▸ **Listed records**
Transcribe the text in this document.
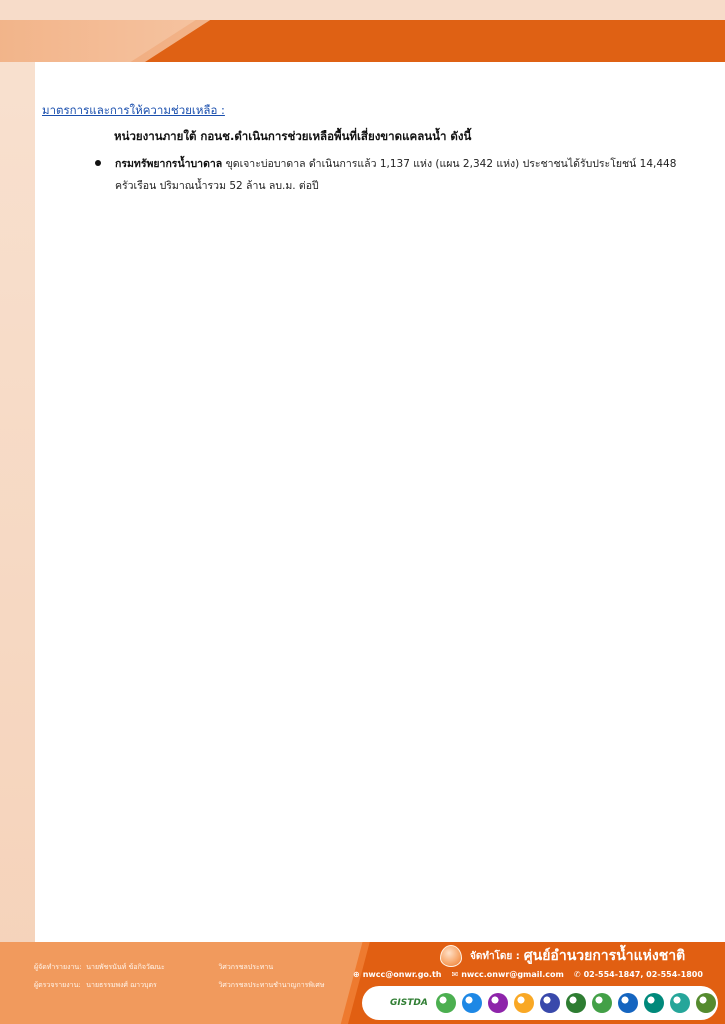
มาตรการและการให้ความช่วยเหลือ :
หน่วยงานภายใต้ กอนช.ดำเนินการช่วยเหลือพื้นที่เสี่ยงขาดแคลนน้ำ ดังนี้
กรมทรัพยากรน้ำบาดาล ขุดเจาะบ่อบาดาล ดำเนินการแล้ว 1,137 แห่ง (แผน 2,342 แห่ง) ประชาชนได้รับประโยชน์ 14,448 ครัวเรือน ปริมาณน้ำรวม 52 ล้าน ลบ.ม. ต่อปี
ผู้จัดทำรายงาน: นายพัชรนันท์ ข้อกิจวัฒนะ	วิศวกรชลประทาน
ผู้ตรวจรายงาน: นายธรรมพงศ์ ฌาวบุตร	วิศวกรชลประทานชำนาญการพิเศษ
จัดทำโดย : ศูนย์อำนวยการน้ำแห่งชาติ
⊕ nwcc@onwr.go.th ✉ nwcc.onwr@gmail.com ✆ 02-554-1847, 02-554-1800
GISTDA
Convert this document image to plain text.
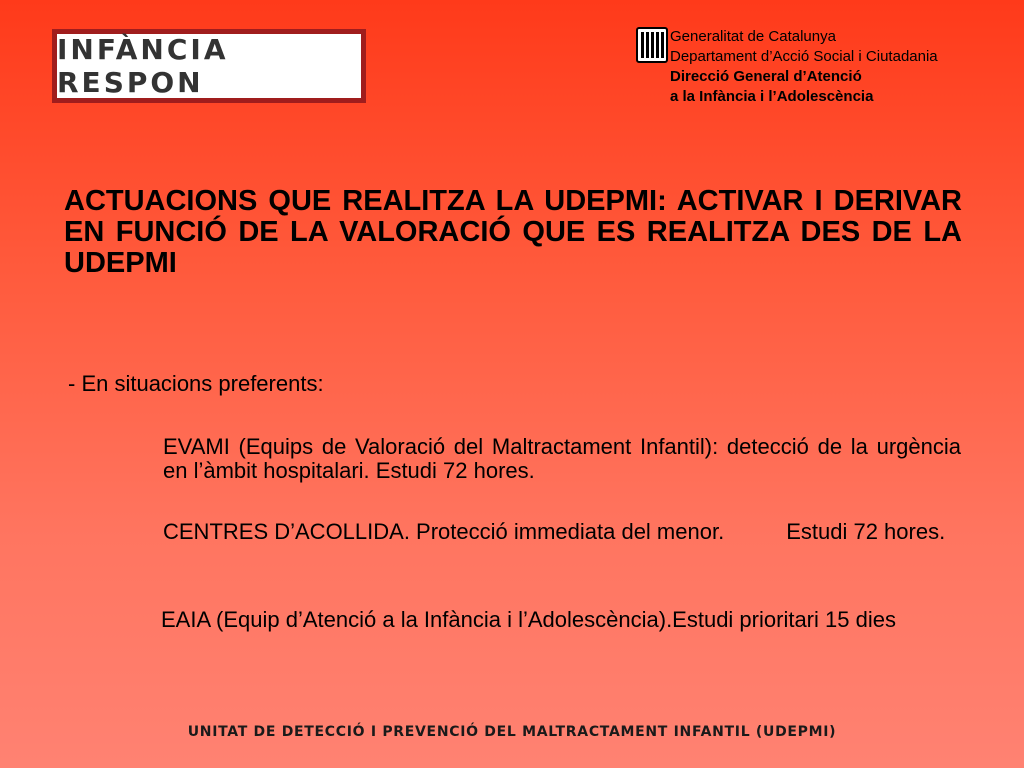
INFÀNCIA RESPON
Generalitat de Catalunya
Departament d’Acció Social i Ciutadania
Direcció General d’Atenció
a la Infància i l’Adolescència
ACTUACIONS QUE REALITZA LA UDEPMI: ACTIVAR I DERIVAR EN FUNCIÓ DE LA VALORACIÓ QUE ES REALITZA DES DE LA UDEPMI

- En situacions preferents:

EVAMI (Equips de Valoració del Maltractament Infantil): detecció de la urgència en l’àmbit hospitalari. Estudi 72 hores.

CENTRES D’ACOLLIDA. Protecció immediata del menor.	Estudi 72 hores.

EAIA (Equip d’Atenció a la Infància i l’Adolescència).Estudi prioritari 15 dies

UNITAT DE DETECCIÓ I PREVENCIÓ DEL MALTRACTAMENT INFANTIL (UDEPMI)
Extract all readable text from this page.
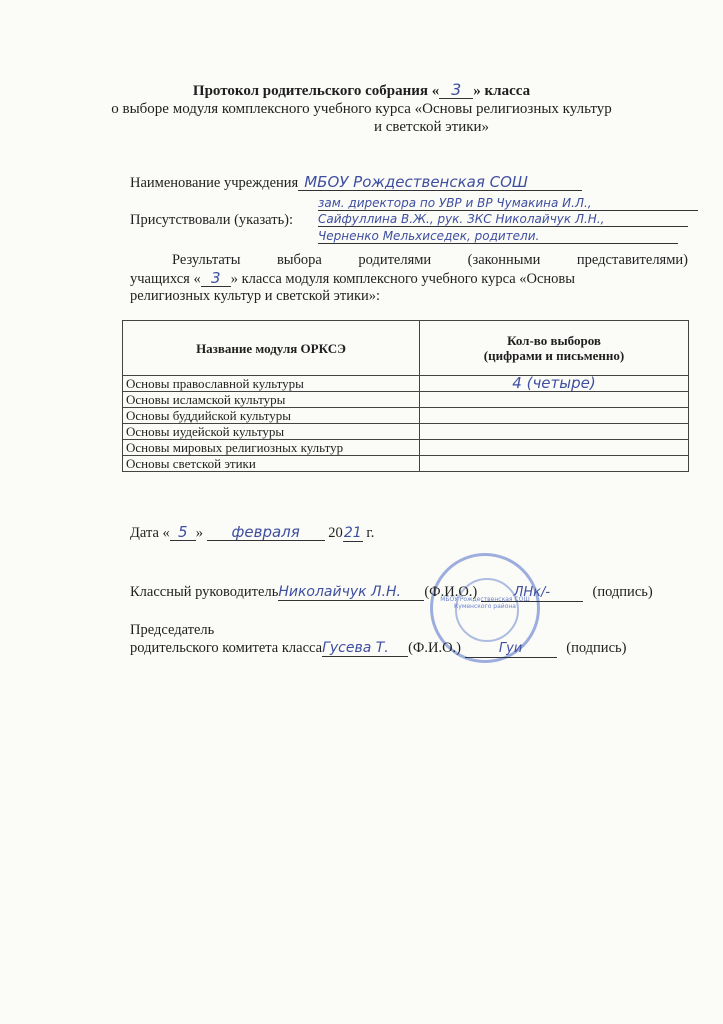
Протокол родительского собрания « 3 » класса
о выборе модуля комплексного учебного курса «Основы религиозных культур
и светской этики»
Наименование учреждения МБОУ Рождественская СОШ
зам. директора по УВР и ВР Чумакина И.Л.,
Присутствовали (указать): Сайфуллина В.Ж., рук. ЗКС Николайчук Л.Н.,
Черненко Мельхиседек, родители.
Результаты выбора родителями (законными представителями)
учащихся « 3 » класса модуля комплексного учебного курса «Основы
религиозных культур и светской этики»:
Название модуля ОРКСЭ	Кол-во выборов
(цифрами и письменно)
Основы православной культуры	4 (четыре)
Основы исламской культуры	
Основы буддийской культуры	
Основы иудейской культуры	
Основы мировых религиозных культур	
Основы светской этики	
Дата « 5 » февраля 2021 г.
МБОУ Рождественская СОШ Куменского района
Классный руководительНиколайчук Л.Н. (Ф.И.О.)	ЛНк/-	(подпись)
Председатель
родительского комитета классаГусева Т. (Ф.И.О.)	Гуи	(подпись)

▸ **Stated exercise**
Report each line in the preceding entries that holds the string "этики".

▸ **Finished task**
и светской этики»
религиозных культур и светской этики»:
Основы светской этики	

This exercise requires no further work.